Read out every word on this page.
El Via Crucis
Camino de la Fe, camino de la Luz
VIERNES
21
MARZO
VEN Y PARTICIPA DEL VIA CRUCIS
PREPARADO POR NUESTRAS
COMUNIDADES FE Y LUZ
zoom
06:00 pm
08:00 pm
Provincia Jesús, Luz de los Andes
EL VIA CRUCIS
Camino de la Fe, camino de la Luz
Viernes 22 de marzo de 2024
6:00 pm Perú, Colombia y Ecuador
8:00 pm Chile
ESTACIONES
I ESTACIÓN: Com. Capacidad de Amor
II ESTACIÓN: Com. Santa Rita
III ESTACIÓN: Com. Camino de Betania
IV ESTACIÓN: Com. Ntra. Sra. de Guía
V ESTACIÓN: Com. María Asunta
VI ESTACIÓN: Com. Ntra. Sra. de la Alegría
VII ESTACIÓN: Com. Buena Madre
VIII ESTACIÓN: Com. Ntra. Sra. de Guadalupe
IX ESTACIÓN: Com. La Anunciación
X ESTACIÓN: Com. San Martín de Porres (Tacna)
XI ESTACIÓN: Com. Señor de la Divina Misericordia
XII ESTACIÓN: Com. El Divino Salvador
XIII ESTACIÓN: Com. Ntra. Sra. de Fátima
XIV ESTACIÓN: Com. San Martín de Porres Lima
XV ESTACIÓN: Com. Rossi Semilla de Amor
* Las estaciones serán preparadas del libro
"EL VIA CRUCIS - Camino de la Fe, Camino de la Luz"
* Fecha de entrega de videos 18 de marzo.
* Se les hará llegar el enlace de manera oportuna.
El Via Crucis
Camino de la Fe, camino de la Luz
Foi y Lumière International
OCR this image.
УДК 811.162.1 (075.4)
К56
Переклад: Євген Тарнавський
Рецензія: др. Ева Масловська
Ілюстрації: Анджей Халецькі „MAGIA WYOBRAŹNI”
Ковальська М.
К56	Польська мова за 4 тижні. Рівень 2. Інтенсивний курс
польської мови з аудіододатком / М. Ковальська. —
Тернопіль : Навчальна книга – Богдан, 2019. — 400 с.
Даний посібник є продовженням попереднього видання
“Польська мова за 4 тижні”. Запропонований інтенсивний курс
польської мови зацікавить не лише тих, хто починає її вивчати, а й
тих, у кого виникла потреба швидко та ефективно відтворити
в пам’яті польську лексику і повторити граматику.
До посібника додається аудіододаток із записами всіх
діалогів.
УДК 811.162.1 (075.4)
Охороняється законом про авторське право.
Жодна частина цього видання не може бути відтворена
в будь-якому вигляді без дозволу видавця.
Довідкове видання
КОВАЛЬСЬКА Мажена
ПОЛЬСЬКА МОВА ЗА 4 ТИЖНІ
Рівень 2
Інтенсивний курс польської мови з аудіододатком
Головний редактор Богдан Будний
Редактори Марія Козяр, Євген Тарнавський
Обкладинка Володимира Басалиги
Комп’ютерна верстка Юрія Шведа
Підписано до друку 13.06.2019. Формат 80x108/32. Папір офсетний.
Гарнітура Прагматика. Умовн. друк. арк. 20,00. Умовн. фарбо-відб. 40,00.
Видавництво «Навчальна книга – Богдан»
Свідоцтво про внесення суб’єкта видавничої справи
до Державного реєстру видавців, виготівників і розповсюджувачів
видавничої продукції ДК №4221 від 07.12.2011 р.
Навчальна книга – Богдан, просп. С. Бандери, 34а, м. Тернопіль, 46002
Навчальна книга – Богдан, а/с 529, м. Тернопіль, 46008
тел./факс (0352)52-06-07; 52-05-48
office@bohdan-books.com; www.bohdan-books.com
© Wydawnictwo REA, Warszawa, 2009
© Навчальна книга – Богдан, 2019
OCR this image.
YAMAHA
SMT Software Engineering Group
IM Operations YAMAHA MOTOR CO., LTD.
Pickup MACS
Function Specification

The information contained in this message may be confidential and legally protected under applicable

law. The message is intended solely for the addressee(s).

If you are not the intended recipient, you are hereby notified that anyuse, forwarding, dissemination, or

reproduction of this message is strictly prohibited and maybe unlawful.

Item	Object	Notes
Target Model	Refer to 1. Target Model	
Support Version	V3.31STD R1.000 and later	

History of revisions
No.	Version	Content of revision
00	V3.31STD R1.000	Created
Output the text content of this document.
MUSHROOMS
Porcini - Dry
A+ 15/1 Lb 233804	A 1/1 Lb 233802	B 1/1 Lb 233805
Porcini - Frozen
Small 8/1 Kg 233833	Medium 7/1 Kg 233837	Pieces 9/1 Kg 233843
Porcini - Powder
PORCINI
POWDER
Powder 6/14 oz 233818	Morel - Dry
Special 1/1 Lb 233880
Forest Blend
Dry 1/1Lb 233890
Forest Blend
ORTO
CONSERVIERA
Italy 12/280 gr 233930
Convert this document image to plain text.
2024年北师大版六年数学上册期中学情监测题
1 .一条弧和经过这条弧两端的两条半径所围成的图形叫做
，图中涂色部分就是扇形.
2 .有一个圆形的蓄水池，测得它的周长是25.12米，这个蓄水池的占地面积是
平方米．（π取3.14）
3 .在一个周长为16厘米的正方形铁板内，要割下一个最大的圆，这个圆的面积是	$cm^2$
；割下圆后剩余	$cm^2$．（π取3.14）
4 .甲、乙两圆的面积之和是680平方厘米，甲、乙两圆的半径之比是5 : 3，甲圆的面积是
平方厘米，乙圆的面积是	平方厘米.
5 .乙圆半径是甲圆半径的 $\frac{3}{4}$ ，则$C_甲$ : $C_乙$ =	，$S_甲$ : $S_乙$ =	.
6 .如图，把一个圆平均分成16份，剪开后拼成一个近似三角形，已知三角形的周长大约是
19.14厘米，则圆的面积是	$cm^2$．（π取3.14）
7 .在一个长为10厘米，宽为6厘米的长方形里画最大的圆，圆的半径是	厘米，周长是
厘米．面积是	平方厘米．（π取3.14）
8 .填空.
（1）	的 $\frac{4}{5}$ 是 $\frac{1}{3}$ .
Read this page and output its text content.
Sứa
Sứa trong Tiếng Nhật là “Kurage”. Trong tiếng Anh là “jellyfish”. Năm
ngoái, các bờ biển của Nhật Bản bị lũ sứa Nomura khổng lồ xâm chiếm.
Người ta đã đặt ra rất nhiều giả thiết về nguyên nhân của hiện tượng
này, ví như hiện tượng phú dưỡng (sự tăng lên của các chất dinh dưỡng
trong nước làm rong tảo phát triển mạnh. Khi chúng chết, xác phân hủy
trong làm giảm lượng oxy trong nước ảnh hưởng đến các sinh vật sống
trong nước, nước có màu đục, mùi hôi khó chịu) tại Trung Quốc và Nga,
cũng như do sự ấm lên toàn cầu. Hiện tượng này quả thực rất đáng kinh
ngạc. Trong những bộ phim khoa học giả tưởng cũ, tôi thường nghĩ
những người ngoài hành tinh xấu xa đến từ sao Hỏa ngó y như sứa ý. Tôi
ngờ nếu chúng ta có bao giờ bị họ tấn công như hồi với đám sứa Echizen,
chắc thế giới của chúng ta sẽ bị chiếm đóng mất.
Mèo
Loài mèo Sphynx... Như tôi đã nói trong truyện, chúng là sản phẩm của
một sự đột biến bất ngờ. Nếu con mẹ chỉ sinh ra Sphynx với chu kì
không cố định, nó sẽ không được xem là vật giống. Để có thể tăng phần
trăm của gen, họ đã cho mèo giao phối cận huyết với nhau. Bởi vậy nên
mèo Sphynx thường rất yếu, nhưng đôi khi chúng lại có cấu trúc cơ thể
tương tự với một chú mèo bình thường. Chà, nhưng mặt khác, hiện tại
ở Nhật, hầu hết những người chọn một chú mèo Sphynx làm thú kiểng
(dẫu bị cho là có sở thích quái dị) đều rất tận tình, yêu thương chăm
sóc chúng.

= = =

> **Task prompt**
Copy each line above containing the string "những".

> **Expected output**
ngạc. Trong những bộ phim khoa học giả tưởng cũ, tôi thường nghĩ
những người ngoài hành tinh xấu xa đến từ sao Hỏa ngó y như sứa ý. Tôi
ở Nhật, hầu hết những người chọn một chú mèo Sphynx làm thú kiểng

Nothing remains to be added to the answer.